◆ OBJECTIVE:
Every record should be written out exactly, with the pictures left out.
[Begin DATASET CONTENT]
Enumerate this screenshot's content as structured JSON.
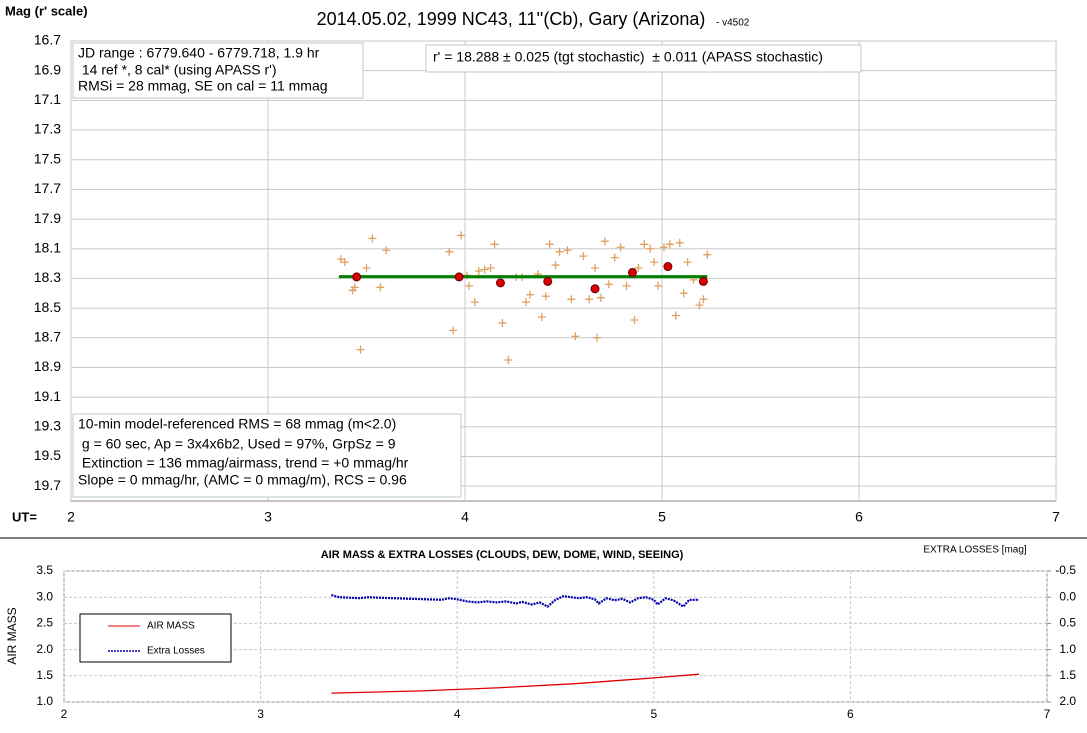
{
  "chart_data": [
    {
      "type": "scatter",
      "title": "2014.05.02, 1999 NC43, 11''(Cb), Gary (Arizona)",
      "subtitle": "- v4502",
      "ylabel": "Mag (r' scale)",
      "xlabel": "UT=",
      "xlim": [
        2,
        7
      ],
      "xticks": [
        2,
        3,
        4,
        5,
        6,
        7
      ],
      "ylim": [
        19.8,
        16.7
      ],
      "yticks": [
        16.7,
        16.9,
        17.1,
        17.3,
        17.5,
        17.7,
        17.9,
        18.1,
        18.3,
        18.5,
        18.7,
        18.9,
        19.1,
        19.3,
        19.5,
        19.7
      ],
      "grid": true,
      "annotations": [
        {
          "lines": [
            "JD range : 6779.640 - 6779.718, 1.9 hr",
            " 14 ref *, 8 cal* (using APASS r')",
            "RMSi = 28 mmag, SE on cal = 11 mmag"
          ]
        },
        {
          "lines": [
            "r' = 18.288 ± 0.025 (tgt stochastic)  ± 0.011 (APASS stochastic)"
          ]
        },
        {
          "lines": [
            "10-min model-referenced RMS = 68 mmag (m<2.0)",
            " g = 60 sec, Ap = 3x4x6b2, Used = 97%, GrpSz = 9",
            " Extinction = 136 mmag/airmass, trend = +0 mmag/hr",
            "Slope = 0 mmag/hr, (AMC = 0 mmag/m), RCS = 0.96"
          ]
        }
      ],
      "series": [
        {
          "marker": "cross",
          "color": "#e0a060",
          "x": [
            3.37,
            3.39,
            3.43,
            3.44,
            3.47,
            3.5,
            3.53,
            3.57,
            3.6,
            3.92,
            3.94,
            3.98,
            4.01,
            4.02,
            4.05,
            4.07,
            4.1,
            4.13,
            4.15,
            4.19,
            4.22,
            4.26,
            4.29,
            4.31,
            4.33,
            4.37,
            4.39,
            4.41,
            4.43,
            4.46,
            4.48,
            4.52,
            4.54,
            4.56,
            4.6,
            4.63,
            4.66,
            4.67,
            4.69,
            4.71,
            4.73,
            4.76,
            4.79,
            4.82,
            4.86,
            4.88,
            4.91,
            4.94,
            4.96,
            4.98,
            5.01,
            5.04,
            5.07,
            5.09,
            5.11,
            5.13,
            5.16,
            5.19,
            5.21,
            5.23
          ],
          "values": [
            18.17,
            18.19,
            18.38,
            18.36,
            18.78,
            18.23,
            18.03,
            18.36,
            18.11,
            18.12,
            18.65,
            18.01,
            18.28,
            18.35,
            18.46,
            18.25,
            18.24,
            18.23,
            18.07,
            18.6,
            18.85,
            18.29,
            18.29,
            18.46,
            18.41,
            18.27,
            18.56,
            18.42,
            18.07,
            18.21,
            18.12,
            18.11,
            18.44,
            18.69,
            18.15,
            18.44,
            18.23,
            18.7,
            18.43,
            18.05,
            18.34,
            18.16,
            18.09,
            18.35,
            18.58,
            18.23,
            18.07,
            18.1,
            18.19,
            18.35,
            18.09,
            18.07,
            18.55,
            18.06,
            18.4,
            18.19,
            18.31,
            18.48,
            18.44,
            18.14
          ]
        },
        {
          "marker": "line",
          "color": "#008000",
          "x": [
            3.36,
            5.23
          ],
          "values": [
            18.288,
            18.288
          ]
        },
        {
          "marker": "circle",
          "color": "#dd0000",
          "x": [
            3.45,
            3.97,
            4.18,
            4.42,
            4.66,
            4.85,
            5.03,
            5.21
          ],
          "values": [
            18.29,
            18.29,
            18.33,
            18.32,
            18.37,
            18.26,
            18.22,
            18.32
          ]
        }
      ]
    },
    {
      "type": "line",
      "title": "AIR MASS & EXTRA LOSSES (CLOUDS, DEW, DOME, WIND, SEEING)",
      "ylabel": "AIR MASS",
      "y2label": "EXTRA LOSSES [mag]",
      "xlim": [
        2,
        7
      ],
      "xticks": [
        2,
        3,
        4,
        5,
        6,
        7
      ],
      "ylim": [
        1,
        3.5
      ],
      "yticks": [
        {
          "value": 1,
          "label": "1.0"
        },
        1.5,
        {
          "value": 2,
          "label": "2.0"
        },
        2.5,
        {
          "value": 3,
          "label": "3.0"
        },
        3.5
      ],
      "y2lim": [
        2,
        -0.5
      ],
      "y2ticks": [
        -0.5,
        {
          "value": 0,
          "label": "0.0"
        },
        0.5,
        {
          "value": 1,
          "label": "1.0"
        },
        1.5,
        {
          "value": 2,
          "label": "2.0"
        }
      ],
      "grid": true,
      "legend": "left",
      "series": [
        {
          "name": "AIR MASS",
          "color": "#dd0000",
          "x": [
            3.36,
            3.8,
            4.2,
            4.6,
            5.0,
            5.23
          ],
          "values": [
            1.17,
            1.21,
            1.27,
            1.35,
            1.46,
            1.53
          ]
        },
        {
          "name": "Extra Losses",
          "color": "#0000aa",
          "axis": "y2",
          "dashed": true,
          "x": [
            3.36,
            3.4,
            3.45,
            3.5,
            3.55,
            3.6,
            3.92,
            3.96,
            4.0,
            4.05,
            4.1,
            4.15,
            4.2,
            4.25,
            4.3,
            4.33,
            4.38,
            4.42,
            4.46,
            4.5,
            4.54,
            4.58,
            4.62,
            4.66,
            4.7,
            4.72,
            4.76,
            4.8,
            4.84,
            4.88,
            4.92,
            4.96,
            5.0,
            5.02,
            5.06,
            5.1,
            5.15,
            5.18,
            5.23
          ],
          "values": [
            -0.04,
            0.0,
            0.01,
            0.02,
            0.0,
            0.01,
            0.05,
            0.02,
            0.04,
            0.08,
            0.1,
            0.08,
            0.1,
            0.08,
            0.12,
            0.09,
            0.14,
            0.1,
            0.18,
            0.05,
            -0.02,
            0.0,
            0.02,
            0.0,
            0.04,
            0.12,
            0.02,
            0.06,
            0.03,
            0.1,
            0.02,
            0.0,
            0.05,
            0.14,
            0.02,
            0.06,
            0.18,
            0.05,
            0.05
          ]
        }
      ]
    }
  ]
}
[End DATASET CONTENT]
◆ RESPONSE:
Enumerate this screenshot's content as structured JSON.
{
  "chart_data": [
    {
      "type": "scatter",
      "title": "2014.05.02, 1999 NC43, 11''(Cb), Gary (Arizona)",
      "subtitle": "- v4502",
      "ylabel": "Mag (r' scale)",
      "xlabel": "UT=",
      "xlim": [
        2,
        7
      ],
      "xticks": [
        2,
        3,
        4,
        5,
        6,
        7
      ],
      "ylim": [
        19.8,
        16.7
      ],
      "yticks": [
        16.7,
        16.9,
        17.1,
        17.3,
        17.5,
        17.7,
        17.9,
        18.1,
        18.3,
        18.5,
        18.7,
        18.9,
        19.1,
        19.3,
        19.5,
        19.7
      ],
      "grid": true,
      "annotations": [
        {
          "lines": [
            "JD range : 6779.640 - 6779.718, 1.9 hr",
            " 14 ref *, 8 cal* (using APASS r')",
            "RMSi = 28 mmag, SE on cal = 11 mmag"
          ]
        },
        {
          "lines": [
            "r' = 18.288 ± 0.025 (tgt stochastic)  ± 0.011 (APASS stochastic)"
          ]
        },
        {
          "lines": [
            "10-min model-referenced RMS = 68 mmag (m<2.0)",
            " g = 60 sec, Ap = 3x4x6b2, Used = 97%, GrpSz = 9",
            " Extinction = 136 mmag/airmass, trend = +0 mmag/hr",
            "Slope = 0 mmag/hr, (AMC = 0 mmag/m), RCS = 0.96"
          ]
        }
      ],
      "series": [
        {
          "marker": "cross",
          "color": "#e0a060",
          "x": [
            3.37,
            3.39,
            3.43,
            3.44,
            3.47,
            3.5,
            3.53,
            3.57,
            3.6,
            3.92,
            3.94,
            3.98,
            4.01,
            4.02,
            4.05,
            4.07,
            4.1,
            4.13,
            4.15,
            4.19,
            4.22,
            4.26,
            4.29,
            4.31,
            4.33,
            4.37,
            4.39,
            4.41,
            4.43,
            4.46,
            4.48,
            4.52,
            4.54,
            4.56,
            4.6,
            4.63,
            4.66,
            4.67,
            4.69,
            4.71,
            4.73,
            4.76,
            4.79,
            4.82,
            4.86,
            4.88,
            4.91,
            4.94,
            4.96,
            4.98,
            5.01,
            5.04,
            5.07,
            5.09,
            5.11,
            5.13,
            5.16,
            5.19,
            5.21,
            5.23
          ],
          "values": [
            18.17,
            18.19,
            18.38,
            18.36,
            18.78,
            18.23,
            18.03,
            18.36,
            18.11,
            18.12,
            18.65,
            18.01,
            18.28,
            18.35,
            18.46,
            18.25,
            18.24,
            18.23,
            18.07,
            18.6,
            18.85,
            18.29,
            18.29,
            18.46,
            18.41,
            18.27,
            18.56,
            18.42,
            18.07,
            18.21,
            18.12,
            18.11,
            18.44,
            18.69,
            18.15,
            18.44,
            18.23,
            18.7,
            18.43,
            18.05,
            18.34,
            18.16,
            18.09,
            18.35,
            18.58,
            18.23,
            18.07,
            18.1,
            18.19,
            18.35,
            18.09,
            18.07,
            18.55,
            18.06,
            18.4,
            18.19,
            18.31,
            18.48,
            18.44,
            18.14
          ]
        },
        {
          "marker": "line",
          "color": "#008000",
          "x": [
            3.36,
            5.23
          ],
          "values": [
            18.288,
            18.288
          ]
        },
        {
          "marker": "circle",
          "color": "#dd0000",
          "x": [
            3.45,
            3.97,
            4.18,
            4.42,
            4.66,
            4.85,
            5.03,
            5.21
          ],
          "values": [
            18.29,
            18.29,
            18.33,
            18.32,
            18.37,
            18.26,
            18.22,
            18.32
          ]
        }
      ]
    },
    {
      "type": "line",
      "title": "AIR MASS & EXTRA LOSSES (CLOUDS, DEW, DOME, WIND, SEEING)",
      "ylabel": "AIR MASS",
      "y2label": "EXTRA LOSSES [mag]",
      "xlim": [
        2,
        7
      ],
      "xticks": [
        2,
        3,
        4,
        5,
        6,
        7
      ],
      "ylim": [
        1,
        3.5
      ],
      "yticks": [
        {
          "value": 1,
          "label": "1.0"
        },
        1.5,
        {
          "value": 2,
          "label": "2.0"
        },
        2.5,
        {
          "value": 3,
          "label": "3.0"
        },
        3.5
      ],
      "y2lim": [
        2,
        -0.5
      ],
      "y2ticks": [
        -0.5,
        {
          "value": 0,
          "label": "0.0"
        },
        0.5,
        {
          "value": 1,
          "label": "1.0"
        },
        1.5,
        {
          "value": 2,
          "label": "2.0"
        }
      ],
      "grid": true,
      "legend": "left",
      "series": [
        {
          "name": "AIR MASS",
          "color": "#dd0000",
          "x": [
            3.36,
            3.8,
            4.2,
            4.6,
            5.0,
            5.23
          ],
          "values": [
            1.17,
            1.21,
            1.27,
            1.35,
            1.46,
            1.53
          ]
        },
        {
          "name": "Extra Losses",
          "color": "#0000aa",
          "axis": "y2",
          "dashed": true,
          "x": [
            3.36,
            3.4,
            3.45,
            3.5,
            3.55,
            3.6,
            3.92,
            3.96,
            4.0,
            4.05,
            4.1,
            4.15,
            4.2,
            4.25,
            4.3,
            4.33,
            4.38,
            4.42,
            4.46,
            4.5,
            4.54,
            4.58,
            4.62,
            4.66,
            4.7,
            4.72,
            4.76,
            4.8,
            4.84,
            4.88,
            4.92,
            4.96,
            5.0,
            5.02,
            5.06,
            5.1,
            5.15,
            5.18,
            5.23
          ],
          "values": [
            -0.04,
            0.0,
            0.01,
            0.02,
            0.0,
            0.01,
            0.05,
            0.02,
            0.04,
            0.08,
            0.1,
            0.08,
            0.1,
            0.08,
            0.12,
            0.09,
            0.14,
            0.1,
            0.18,
            0.05,
            -0.02,
            0.0,
            0.02,
            0.0,
            0.04,
            0.12,
            0.02,
            0.06,
            0.03,
            0.1,
            0.02,
            0.0,
            0.05,
            0.14,
            0.02,
            0.06,
            0.18,
            0.05,
            0.05
          ]
        }
      ]
    }
  ]
}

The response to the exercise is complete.